-- DIRECTIONS --
Quote every line below exactly and skip any picture.

-- DATA FOR THIS TASK --
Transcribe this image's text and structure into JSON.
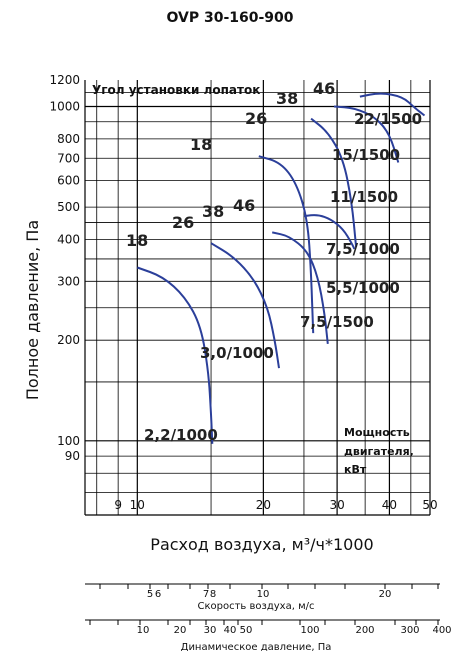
{
  "chart_data": {
    "type": "line",
    "title": "OVP 30-160-900",
    "xlabel": "Расход воздуха, м³/ч*1000",
    "ylabel": "Полное давление, Па",
    "xscale": "log",
    "yscale": "log",
    "xlim": [
      7.5,
      50
    ],
    "ylim": [
      60,
      1200
    ],
    "x_ticks": [
      "9",
      "10",
      "20",
      "30",
      "40",
      "50"
    ],
    "y_ticks": [
      "1200",
      "1000",
      "800",
      "700",
      "600",
      "500",
      "400",
      "300",
      "200",
      "100",
      "90"
    ],
    "grid": true,
    "blade_angle_header": "Угол установки лопаток",
    "blade_angle_labels": [
      "18",
      "26",
      "38",
      "46",
      "18",
      "26",
      "38",
      "46"
    ],
    "motor_power_note": [
      "Мощность",
      "двигателя,",
      "кВт"
    ],
    "series": [
      {
        "name": "2,2/1000",
        "x": [
          10.0,
          11.5,
          13.0,
          14.2,
          14.8,
          15.0,
          15.1
        ],
        "y": [
          330,
          310,
          270,
          220,
          160,
          120,
          98
        ]
      },
      {
        "name": "3,0/1000",
        "x": [
          15.0,
          17.0,
          19.0,
          20.5,
          21.3,
          21.8
        ],
        "y": [
          390,
          355,
          305,
          250,
          200,
          165
        ]
      },
      {
        "name": "5,5/1000",
        "x": [
          21.0,
          23.0,
          25.5,
          27.0,
          28.0,
          28.5
        ],
        "y": [
          420,
          410,
          370,
          310,
          240,
          195
        ]
      },
      {
        "name": "7,5/1000",
        "x": [
          25.0,
          27.0,
          29.0,
          31.0,
          32.5,
          33.0
        ],
        "y": [
          470,
          475,
          460,
          430,
          390,
          375
        ]
      },
      {
        "name": "7,5/1500",
        "x": [
          19.5,
          22.0,
          24.0,
          25.5,
          26.0,
          26.3
        ],
        "y": [
          710,
          680,
          590,
          460,
          320,
          210
        ]
      },
      {
        "name": "11/1500",
        "x": [
          26.0,
          28.5,
          31.0,
          32.5,
          33.3
        ],
        "y": [
          920,
          840,
          700,
          520,
          380
        ]
      },
      {
        "name": "15/1500",
        "x": [
          29.5,
          33.0,
          37.0,
          40.0,
          42.0
        ],
        "y": [
          1000,
          990,
          930,
          830,
          680
        ]
      },
      {
        "name": "22/1500",
        "x": [
          34.0,
          38.0,
          43.0,
          46.0,
          48.5
        ],
        "y": [
          1070,
          1100,
          1070,
          990,
          940
        ]
      }
    ],
    "secondary_axes": [
      {
        "label": "Скорость воздуха, м/с",
        "ticks": [
          "5",
          "6",
          "7",
          "8",
          "10",
          "20"
        ]
      },
      {
        "label": "Динамическое давление, Па",
        "ticks": [
          "10",
          "20",
          "30",
          "40",
          "50",
          "100",
          "200",
          "300",
          "400"
        ]
      }
    ]
  }
}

-- COMPLETE OUTPUT --
Transcribe this image's text and structure into JSON.
{
  "chart_data": {
    "type": "line",
    "title": "OVP 30-160-900",
    "xlabel": "Расход воздуха, м³/ч*1000",
    "ylabel": "Полное давление, Па",
    "xscale": "log",
    "yscale": "log",
    "xlim": [
      7.5,
      50
    ],
    "ylim": [
      60,
      1200
    ],
    "x_ticks": [
      "9",
      "10",
      "20",
      "30",
      "40",
      "50"
    ],
    "y_ticks": [
      "1200",
      "1000",
      "800",
      "700",
      "600",
      "500",
      "400",
      "300",
      "200",
      "100",
      "90"
    ],
    "grid": true,
    "blade_angle_header": "Угол установки лопаток",
    "blade_angle_labels": [
      "18",
      "26",
      "38",
      "46",
      "18",
      "26",
      "38",
      "46"
    ],
    "motor_power_note": [
      "Мощность",
      "двигателя,",
      "кВт"
    ],
    "series": [
      {
        "name": "2,2/1000",
        "x": [
          10.0,
          11.5,
          13.0,
          14.2,
          14.8,
          15.0,
          15.1
        ],
        "y": [
          330,
          310,
          270,
          220,
          160,
          120,
          98
        ]
      },
      {
        "name": "3,0/1000",
        "x": [
          15.0,
          17.0,
          19.0,
          20.5,
          21.3,
          21.8
        ],
        "y": [
          390,
          355,
          305,
          250,
          200,
          165
        ]
      },
      {
        "name": "5,5/1000",
        "x": [
          21.0,
          23.0,
          25.5,
          27.0,
          28.0,
          28.5
        ],
        "y": [
          420,
          410,
          370,
          310,
          240,
          195
        ]
      },
      {
        "name": "7,5/1000",
        "x": [
          25.0,
          27.0,
          29.0,
          31.0,
          32.5,
          33.0
        ],
        "y": [
          470,
          475,
          460,
          430,
          390,
          375
        ]
      },
      {
        "name": "7,5/1500",
        "x": [
          19.5,
          22.0,
          24.0,
          25.5,
          26.0,
          26.3
        ],
        "y": [
          710,
          680,
          590,
          460,
          320,
          210
        ]
      },
      {
        "name": "11/1500",
        "x": [
          26.0,
          28.5,
          31.0,
          32.5,
          33.3
        ],
        "y": [
          920,
          840,
          700,
          520,
          380
        ]
      },
      {
        "name": "15/1500",
        "x": [
          29.5,
          33.0,
          37.0,
          40.0,
          42.0
        ],
        "y": [
          1000,
          990,
          930,
          830,
          680
        ]
      },
      {
        "name": "22/1500",
        "x": [
          34.0,
          38.0,
          43.0,
          46.0,
          48.5
        ],
        "y": [
          1070,
          1100,
          1070,
          990,
          940
        ]
      }
    ],
    "secondary_axes": [
      {
        "label": "Скорость воздуха, м/с",
        "ticks": [
          "5",
          "6",
          "7",
          "8",
          "10",
          "20"
        ]
      },
      {
        "label": "Динамическое давление, Па",
        "ticks": [
          "10",
          "20",
          "30",
          "40",
          "50",
          "100",
          "200",
          "300",
          "400"
        ]
      }
    ]
  }
}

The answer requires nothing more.